■ What is expected: Check every line below for the word "title" and copy each one that has it.

■ Extracted entries:
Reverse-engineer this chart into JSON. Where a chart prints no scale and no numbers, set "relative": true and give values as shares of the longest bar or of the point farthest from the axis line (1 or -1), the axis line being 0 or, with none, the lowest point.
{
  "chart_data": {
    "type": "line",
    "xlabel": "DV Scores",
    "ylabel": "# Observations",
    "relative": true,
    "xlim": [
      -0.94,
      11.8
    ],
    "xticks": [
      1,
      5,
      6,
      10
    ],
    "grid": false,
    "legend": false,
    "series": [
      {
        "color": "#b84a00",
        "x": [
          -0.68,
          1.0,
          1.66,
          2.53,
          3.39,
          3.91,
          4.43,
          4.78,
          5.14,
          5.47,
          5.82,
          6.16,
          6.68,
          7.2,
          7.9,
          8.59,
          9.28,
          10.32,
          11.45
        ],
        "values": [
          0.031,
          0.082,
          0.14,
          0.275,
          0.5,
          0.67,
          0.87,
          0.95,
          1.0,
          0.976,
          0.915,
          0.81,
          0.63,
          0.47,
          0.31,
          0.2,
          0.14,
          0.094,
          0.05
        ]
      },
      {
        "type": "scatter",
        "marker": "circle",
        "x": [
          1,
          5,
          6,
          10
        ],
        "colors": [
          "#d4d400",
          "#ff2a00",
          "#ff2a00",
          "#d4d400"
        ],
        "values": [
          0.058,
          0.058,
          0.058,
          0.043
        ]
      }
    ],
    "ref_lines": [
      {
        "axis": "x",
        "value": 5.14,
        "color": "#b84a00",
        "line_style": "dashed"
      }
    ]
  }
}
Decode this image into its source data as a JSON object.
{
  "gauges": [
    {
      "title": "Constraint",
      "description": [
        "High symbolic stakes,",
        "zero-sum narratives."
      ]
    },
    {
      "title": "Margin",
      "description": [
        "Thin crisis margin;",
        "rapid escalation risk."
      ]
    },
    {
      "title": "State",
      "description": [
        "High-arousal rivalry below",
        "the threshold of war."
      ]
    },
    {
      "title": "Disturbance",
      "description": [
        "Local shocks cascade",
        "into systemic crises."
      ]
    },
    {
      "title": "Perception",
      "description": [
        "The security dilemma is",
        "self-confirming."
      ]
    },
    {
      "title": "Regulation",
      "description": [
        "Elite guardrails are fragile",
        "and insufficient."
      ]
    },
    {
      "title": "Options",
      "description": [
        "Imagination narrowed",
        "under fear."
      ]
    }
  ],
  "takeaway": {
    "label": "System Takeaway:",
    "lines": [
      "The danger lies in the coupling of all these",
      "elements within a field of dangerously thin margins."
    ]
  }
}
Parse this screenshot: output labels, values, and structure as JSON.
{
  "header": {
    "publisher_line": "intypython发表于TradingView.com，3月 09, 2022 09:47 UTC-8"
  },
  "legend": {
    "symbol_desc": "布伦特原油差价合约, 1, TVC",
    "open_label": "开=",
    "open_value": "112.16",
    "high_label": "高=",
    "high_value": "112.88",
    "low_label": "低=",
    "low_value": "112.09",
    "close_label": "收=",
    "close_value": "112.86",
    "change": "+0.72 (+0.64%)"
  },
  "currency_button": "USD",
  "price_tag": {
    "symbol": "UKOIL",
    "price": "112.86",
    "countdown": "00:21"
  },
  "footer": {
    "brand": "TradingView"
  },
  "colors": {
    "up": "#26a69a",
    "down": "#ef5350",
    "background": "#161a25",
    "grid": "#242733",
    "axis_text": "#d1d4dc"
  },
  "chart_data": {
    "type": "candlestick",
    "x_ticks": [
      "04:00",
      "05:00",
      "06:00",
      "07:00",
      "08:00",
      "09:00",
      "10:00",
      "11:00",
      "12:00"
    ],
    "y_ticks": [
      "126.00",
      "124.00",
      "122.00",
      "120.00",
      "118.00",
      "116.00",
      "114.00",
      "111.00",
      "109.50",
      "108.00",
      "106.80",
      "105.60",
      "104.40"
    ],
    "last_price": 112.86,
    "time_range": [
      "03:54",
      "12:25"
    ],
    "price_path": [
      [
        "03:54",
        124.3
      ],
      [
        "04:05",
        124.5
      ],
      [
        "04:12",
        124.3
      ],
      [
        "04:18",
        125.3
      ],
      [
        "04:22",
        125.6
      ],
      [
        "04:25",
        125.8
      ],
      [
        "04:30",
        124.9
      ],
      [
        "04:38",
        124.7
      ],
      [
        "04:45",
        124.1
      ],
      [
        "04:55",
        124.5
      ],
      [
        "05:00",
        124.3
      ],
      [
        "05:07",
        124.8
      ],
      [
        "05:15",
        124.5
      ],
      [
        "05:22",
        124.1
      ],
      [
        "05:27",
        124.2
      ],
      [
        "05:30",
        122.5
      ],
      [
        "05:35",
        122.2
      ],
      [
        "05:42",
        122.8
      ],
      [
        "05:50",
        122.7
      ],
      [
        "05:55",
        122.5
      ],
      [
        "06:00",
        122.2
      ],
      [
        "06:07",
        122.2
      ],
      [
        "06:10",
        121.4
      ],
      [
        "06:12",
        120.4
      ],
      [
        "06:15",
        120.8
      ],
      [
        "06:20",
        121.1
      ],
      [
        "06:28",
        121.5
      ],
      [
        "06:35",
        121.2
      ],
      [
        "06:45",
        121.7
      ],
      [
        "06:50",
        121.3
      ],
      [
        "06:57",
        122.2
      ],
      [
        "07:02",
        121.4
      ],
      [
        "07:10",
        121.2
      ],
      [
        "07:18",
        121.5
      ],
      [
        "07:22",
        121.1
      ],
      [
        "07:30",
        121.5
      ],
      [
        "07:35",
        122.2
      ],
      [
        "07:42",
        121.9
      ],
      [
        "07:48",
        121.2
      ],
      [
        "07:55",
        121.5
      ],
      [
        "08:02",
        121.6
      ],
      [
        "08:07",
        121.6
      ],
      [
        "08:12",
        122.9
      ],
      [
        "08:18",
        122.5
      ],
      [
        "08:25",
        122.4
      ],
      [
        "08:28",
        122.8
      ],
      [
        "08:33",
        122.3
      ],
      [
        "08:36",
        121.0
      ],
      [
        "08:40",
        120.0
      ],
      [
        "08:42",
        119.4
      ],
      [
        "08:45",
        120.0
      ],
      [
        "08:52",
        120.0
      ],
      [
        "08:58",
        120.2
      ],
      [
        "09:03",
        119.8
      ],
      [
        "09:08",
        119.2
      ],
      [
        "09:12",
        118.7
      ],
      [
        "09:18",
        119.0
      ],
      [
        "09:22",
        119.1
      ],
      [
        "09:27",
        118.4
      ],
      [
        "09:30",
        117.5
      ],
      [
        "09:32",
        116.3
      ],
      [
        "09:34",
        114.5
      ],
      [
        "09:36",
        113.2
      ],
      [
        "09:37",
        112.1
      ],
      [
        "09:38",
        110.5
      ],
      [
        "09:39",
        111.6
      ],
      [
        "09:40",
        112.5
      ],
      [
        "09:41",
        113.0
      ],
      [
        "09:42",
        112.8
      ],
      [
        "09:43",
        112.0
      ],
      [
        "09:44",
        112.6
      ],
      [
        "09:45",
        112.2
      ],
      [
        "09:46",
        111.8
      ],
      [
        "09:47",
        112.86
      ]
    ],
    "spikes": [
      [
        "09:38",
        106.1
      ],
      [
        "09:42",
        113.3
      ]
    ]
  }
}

■ Answer to the task:
      "title": "Constraint",
      "title": "Margin",
      "title": "State",
      "title": "Disturbance",
      "title": "Perception",
      "title": "Regulation",
      "title": "Options",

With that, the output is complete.